Output the data exactly, with every line intact.

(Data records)
◆ ◆ ◆

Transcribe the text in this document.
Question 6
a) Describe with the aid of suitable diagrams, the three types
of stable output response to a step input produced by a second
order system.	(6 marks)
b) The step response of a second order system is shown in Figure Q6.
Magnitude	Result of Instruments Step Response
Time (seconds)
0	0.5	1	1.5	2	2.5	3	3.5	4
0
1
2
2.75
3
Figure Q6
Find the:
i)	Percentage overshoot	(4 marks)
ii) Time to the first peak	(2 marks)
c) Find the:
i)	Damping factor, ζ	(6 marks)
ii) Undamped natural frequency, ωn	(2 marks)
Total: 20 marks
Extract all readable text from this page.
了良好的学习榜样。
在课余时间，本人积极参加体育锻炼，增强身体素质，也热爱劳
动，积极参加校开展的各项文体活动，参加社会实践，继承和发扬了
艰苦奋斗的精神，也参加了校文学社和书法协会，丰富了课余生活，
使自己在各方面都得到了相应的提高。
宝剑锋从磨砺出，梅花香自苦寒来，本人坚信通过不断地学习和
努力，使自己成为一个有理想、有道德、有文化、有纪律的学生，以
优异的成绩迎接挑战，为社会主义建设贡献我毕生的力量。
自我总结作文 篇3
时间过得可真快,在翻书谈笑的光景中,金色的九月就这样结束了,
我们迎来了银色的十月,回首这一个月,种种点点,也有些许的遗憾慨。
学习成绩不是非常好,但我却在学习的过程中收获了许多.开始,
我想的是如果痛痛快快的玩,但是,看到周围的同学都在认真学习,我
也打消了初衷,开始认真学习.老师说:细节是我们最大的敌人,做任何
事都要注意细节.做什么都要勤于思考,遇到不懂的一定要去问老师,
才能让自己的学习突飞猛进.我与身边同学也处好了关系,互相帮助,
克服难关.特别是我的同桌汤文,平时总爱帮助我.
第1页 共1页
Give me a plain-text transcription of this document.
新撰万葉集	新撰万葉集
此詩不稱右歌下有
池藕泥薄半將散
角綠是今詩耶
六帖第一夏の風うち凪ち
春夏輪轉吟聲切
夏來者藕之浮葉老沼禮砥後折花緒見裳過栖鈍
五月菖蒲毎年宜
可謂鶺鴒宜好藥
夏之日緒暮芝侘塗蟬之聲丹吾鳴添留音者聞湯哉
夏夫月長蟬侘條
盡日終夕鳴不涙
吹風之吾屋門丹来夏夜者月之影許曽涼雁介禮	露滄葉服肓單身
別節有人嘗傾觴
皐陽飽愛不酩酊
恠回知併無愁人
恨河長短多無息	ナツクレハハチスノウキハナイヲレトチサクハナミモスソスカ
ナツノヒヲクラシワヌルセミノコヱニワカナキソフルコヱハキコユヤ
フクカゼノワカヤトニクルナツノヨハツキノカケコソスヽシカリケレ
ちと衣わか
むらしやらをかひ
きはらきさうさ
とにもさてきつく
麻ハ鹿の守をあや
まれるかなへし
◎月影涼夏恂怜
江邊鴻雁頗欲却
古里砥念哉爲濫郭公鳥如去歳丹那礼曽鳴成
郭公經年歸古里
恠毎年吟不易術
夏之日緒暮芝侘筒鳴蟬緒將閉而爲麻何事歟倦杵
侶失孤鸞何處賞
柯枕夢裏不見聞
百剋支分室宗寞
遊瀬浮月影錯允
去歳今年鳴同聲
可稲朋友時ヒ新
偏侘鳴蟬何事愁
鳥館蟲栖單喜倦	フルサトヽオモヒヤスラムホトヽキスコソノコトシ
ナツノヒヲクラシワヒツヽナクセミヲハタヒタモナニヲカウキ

◆ ◆ ◆

= IN RESPONSE =
Transcribe the text in this document.
Question 6
a) Describe with the aid of suitable diagrams, the three types
of stable output response to a step input produced by a second
order system.	(6 marks)
b) The step response of a second order system is shown in Figure Q6.
Magnitude	Result of Instruments Step Response
Time (seconds)
0	0.5	1	1.5	2	2.5	3	3.5	4
0
1
2
2.75
3
Figure Q6
Find the:
i)	Percentage overshoot	(4 marks)
ii) Time to the first peak	(2 marks)
c) Find the:
i)	Damping factor, ζ	(6 marks)
ii) Undamped natural frequency, ωn	(2 marks)
Total: 20 marks
Extract all readable text from this page.
了良好的学习榜样。
在课余时间，本人积极参加体育锻炼，增强身体素质，也热爱劳
动，积极参加校开展的各项文体活动，参加社会实践，继承和发扬了
艰苦奋斗的精神，也参加了校文学社和书法协会，丰富了课余生活，
使自己在各方面都得到了相应的提高。
宝剑锋从磨砺出，梅花香自苦寒来，本人坚信通过不断地学习和
努力，使自己成为一个有理想、有道德、有文化、有纪律的学生，以
优异的成绩迎接挑战，为社会主义建设贡献我毕生的力量。
自我总结作文 篇3
时间过得可真快,在翻书谈笑的光景中,金色的九月就这样结束了,
我们迎来了银色的十月,回首这一个月,种种点点,也有些许的遗憾慨。
学习成绩不是非常好,但我却在学习的过程中收获了许多.开始,
我想的是如果痛痛快快的玩,但是,看到周围的同学都在认真学习,我
也打消了初衷,开始认真学习.老师说:细节是我们最大的敌人,做任何
事都要注意细节.做什么都要勤于思考,遇到不懂的一定要去问老师,
才能让自己的学习突飞猛进.我与身边同学也处好了关系,互相帮助,
克服难关.特别是我的同桌汤文,平时总爱帮助我.
第1页 共1页
Give me a plain-text transcription of this document.
新撰万葉集	新撰万葉集
此詩不稱右歌下有
池藕泥薄半將散
角綠是今詩耶
六帖第一夏の風うち凪ち
春夏輪轉吟聲切
夏來者藕之浮葉老沼禮砥後折花緒見裳過栖鈍
五月菖蒲毎年宜
可謂鶺鴒宜好藥
夏之日緒暮芝侘塗蟬之聲丹吾鳴添留音者聞湯哉
夏夫月長蟬侘條
盡日終夕鳴不涙
吹風之吾屋門丹来夏夜者月之影許曽涼雁介禮	露滄葉服肓單身
別節有人嘗傾觴
皐陽飽愛不酩酊
恠回知併無愁人
恨河長短多無息	ナツクレハハチスノウキハナイヲレトチサクハナミモスソスカ
ナツノヒヲクラシワヌルセミノコヱニワカナキソフルコヱハキコユヤ
フクカゼノワカヤトニクルナツノヨハツキノカケコソスヽシカリケレ
ちと衣わか
むらしやらをかひ
きはらきさうさ
とにもさてきつく
麻ハ鹿の守をあや
まれるかなへし
◎月影涼夏恂怜
江邊鴻雁頗欲却
古里砥念哉爲濫郭公鳥如去歳丹那礼曽鳴成
郭公經年歸古里
恠毎年吟不易術
夏之日緒暮芝侘筒鳴蟬緒將閉而爲麻何事歟倦杵
侶失孤鸞何處賞
柯枕夢裏不見聞
百剋支分室宗寞
遊瀬浮月影錯允
去歳今年鳴同聲
可稲朋友時ヒ新
偏侘鳴蟬何事愁
鳥館蟲栖單喜倦	フルサトヽオモヒヤスラムホトヽキスコソノコトシ
ナツノヒヲクラシワヒツヽナクセミヲハタヒタモナニヲカウキ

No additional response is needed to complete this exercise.